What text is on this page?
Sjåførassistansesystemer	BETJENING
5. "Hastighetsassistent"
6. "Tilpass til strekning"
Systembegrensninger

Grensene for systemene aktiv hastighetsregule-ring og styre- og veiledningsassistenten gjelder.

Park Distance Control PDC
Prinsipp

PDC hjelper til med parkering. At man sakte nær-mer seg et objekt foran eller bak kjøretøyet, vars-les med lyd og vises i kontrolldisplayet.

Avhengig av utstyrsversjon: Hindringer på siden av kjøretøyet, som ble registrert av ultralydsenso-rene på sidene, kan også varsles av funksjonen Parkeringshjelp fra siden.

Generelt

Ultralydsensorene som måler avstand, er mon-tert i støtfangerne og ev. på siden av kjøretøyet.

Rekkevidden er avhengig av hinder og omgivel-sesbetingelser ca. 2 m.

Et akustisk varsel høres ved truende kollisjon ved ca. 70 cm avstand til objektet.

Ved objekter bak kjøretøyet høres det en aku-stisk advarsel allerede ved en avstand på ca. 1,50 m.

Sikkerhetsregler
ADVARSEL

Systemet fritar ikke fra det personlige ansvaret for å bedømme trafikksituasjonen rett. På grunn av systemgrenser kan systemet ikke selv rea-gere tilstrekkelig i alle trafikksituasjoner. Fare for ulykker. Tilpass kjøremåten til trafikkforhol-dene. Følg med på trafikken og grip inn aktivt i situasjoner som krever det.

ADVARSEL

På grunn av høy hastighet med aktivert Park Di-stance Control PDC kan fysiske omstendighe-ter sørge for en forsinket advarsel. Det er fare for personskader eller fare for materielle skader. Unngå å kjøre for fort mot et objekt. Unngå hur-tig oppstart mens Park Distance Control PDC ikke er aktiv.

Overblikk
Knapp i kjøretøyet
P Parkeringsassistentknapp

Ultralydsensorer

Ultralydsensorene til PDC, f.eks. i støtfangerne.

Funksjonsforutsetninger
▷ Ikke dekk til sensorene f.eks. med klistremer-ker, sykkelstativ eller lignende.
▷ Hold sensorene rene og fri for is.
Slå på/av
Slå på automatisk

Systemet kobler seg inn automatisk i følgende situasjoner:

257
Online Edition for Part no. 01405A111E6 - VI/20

# # # #

- Set exercise:
Every record above must be duplicated exactly.

- Answer for the task:
What text is on this page?
Sjåførassistansesystemer	BETJENING
5. "Hastighetsassistent"
6. "Tilpass til strekning"
Systembegrensninger

Grensene for systemene aktiv hastighetsregule-ring og styre- og veiledningsassistenten gjelder.

Park Distance Control PDC
Prinsipp

PDC hjelper til med parkering. At man sakte nær-mer seg et objekt foran eller bak kjøretøyet, vars-les med lyd og vises i kontrolldisplayet.

Avhengig av utstyrsversjon: Hindringer på siden av kjøretøyet, som ble registrert av ultralydsenso-rene på sidene, kan også varsles av funksjonen Parkeringshjelp fra siden.

Generelt

Ultralydsensorene som måler avstand, er mon-tert i støtfangerne og ev. på siden av kjøretøyet.

Rekkevidden er avhengig av hinder og omgivel-sesbetingelser ca. 2 m.

Et akustisk varsel høres ved truende kollisjon ved ca. 70 cm avstand til objektet.

Ved objekter bak kjøretøyet høres det en aku-stisk advarsel allerede ved en avstand på ca. 1,50 m.

Sikkerhetsregler
ADVARSEL

Systemet fritar ikke fra det personlige ansvaret for å bedømme trafikksituasjonen rett. På grunn av systemgrenser kan systemet ikke selv rea-gere tilstrekkelig i alle trafikksituasjoner. Fare for ulykker. Tilpass kjøremåten til trafikkforhol-dene. Følg med på trafikken og grip inn aktivt i situasjoner som krever det.

ADVARSEL

På grunn av høy hastighet med aktivert Park Di-stance Control PDC kan fysiske omstendighe-ter sørge for en forsinket advarsel. Det er fare for personskader eller fare for materielle skader. Unngå å kjøre for fort mot et objekt. Unngå hur-tig oppstart mens Park Distance Control PDC ikke er aktiv.

Overblikk
Knapp i kjøretøyet
P Parkeringsassistentknapp

Ultralydsensorer

Ultralydsensorene til PDC, f.eks. i støtfangerne.

Funksjonsforutsetninger
▷ Ikke dekk til sensorene f.eks. med klistremer-ker, sykkelstativ eller lignende.
▷ Hold sensorene rene og fri for is.
Slå på/av
Slå på automatisk

Systemet kobler seg inn automatisk i følgende situasjoner:

257
Online Edition for Part no. 01405A111E6 - VI/20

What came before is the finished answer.